▸ **Work to do**
From the listing below, pick out each line with the word "heading".

Records excerpted from a collection
* begin *

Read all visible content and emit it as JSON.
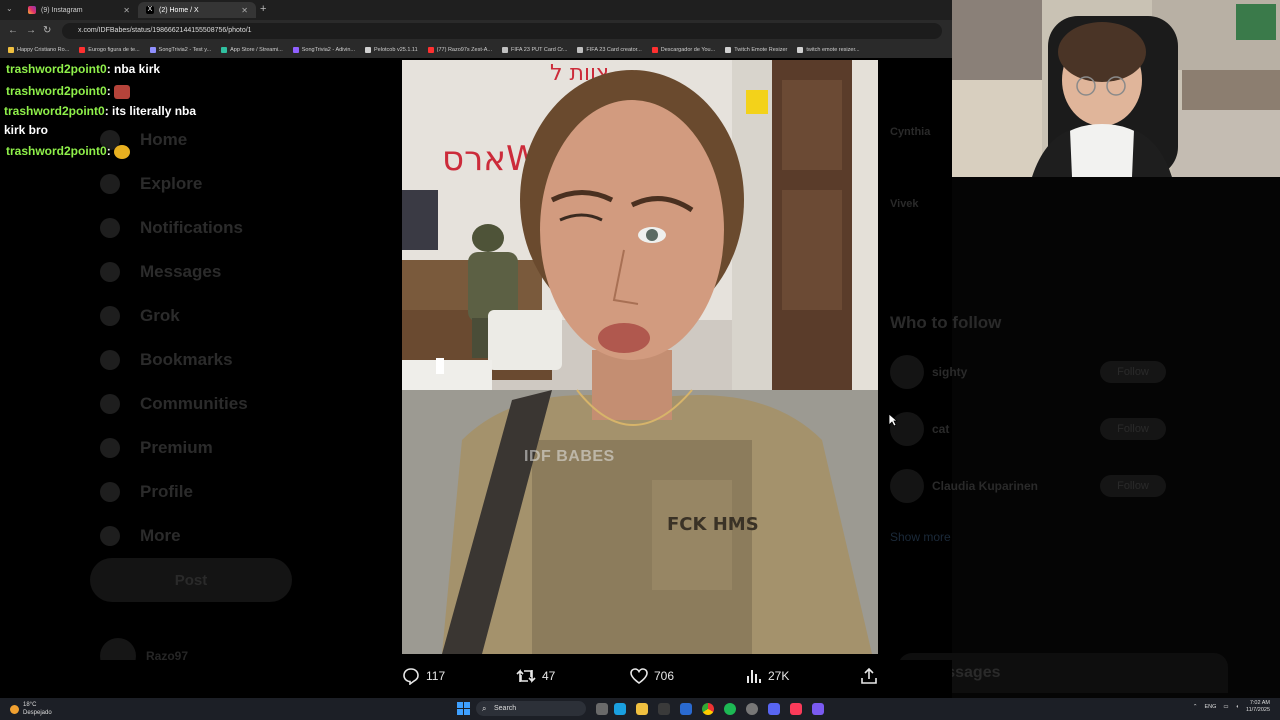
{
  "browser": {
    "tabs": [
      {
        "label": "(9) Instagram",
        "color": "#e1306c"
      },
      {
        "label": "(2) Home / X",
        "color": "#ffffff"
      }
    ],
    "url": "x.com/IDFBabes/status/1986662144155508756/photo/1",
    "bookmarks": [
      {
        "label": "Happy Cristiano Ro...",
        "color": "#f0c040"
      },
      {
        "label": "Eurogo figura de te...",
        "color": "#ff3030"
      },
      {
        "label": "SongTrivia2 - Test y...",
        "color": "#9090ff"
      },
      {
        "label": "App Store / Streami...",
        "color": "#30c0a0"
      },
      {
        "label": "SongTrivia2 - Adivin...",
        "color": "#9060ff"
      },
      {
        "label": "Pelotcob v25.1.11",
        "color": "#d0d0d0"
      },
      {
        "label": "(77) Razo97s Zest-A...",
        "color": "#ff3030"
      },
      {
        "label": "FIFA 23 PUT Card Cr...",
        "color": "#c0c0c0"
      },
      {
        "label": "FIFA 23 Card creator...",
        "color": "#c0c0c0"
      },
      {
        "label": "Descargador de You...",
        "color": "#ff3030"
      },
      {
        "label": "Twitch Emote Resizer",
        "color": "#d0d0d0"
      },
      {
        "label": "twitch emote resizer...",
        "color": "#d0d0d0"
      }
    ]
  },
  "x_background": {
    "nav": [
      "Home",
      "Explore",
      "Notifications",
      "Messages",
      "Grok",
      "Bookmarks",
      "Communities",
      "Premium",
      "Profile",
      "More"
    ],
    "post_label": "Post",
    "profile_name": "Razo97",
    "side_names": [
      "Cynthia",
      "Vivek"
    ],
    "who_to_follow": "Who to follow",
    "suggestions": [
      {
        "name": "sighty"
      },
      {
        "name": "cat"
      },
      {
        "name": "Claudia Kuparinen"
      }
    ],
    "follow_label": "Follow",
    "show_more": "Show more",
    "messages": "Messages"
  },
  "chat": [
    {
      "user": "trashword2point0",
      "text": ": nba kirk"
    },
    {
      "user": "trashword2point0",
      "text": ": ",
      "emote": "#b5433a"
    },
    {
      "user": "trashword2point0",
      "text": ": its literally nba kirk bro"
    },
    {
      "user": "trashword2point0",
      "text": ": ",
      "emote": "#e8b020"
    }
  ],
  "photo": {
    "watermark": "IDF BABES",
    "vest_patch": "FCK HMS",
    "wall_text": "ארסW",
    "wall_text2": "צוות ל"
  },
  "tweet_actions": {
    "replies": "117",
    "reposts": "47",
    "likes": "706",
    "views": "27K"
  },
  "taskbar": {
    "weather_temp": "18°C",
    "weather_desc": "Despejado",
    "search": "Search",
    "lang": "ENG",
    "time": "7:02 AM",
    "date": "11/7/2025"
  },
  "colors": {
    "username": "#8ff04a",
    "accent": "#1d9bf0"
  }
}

* end *
* begin *

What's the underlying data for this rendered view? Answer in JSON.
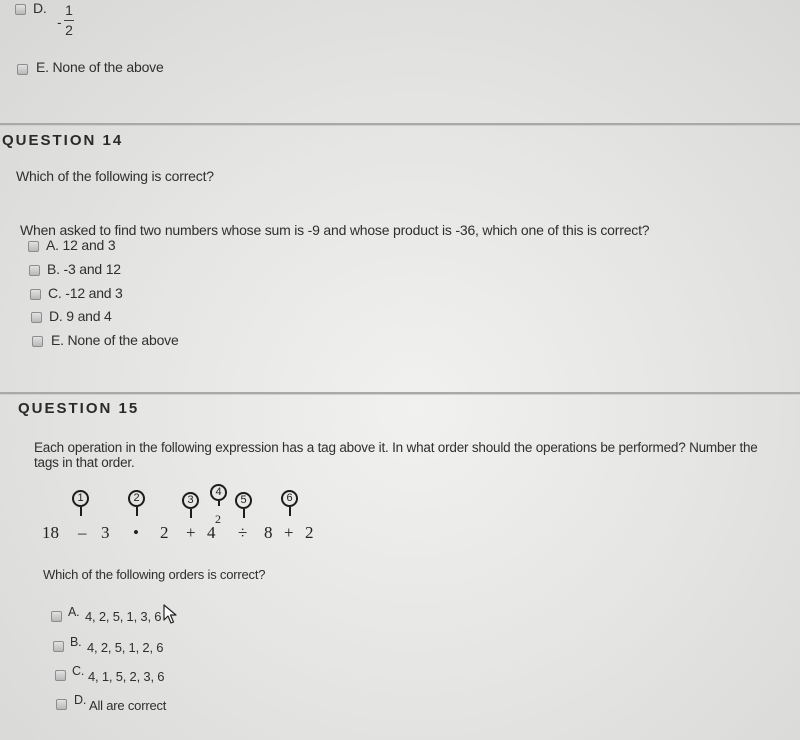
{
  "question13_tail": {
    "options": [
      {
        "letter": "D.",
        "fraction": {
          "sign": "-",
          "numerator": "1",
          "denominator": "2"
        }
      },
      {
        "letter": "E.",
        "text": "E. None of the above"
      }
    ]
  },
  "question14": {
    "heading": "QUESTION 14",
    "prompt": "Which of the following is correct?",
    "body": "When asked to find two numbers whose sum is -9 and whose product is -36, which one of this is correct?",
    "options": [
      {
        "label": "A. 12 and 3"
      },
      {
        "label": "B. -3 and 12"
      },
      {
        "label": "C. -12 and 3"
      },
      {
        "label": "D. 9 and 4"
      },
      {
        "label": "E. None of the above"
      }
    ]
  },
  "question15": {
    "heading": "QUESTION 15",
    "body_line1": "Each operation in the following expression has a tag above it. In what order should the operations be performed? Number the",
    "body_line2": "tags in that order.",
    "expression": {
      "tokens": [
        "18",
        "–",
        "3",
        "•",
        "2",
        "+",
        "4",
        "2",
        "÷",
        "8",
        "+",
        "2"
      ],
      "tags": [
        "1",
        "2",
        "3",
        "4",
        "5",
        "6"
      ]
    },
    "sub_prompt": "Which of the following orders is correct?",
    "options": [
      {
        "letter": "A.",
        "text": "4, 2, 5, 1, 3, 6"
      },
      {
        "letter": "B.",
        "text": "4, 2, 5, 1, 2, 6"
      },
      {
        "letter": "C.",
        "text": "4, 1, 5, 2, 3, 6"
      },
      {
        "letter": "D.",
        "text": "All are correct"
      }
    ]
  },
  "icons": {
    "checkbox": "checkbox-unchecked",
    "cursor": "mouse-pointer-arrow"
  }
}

* end *

▸ **Task response**
    "heading": "QUESTION 14",
    "heading": "QUESTION 15",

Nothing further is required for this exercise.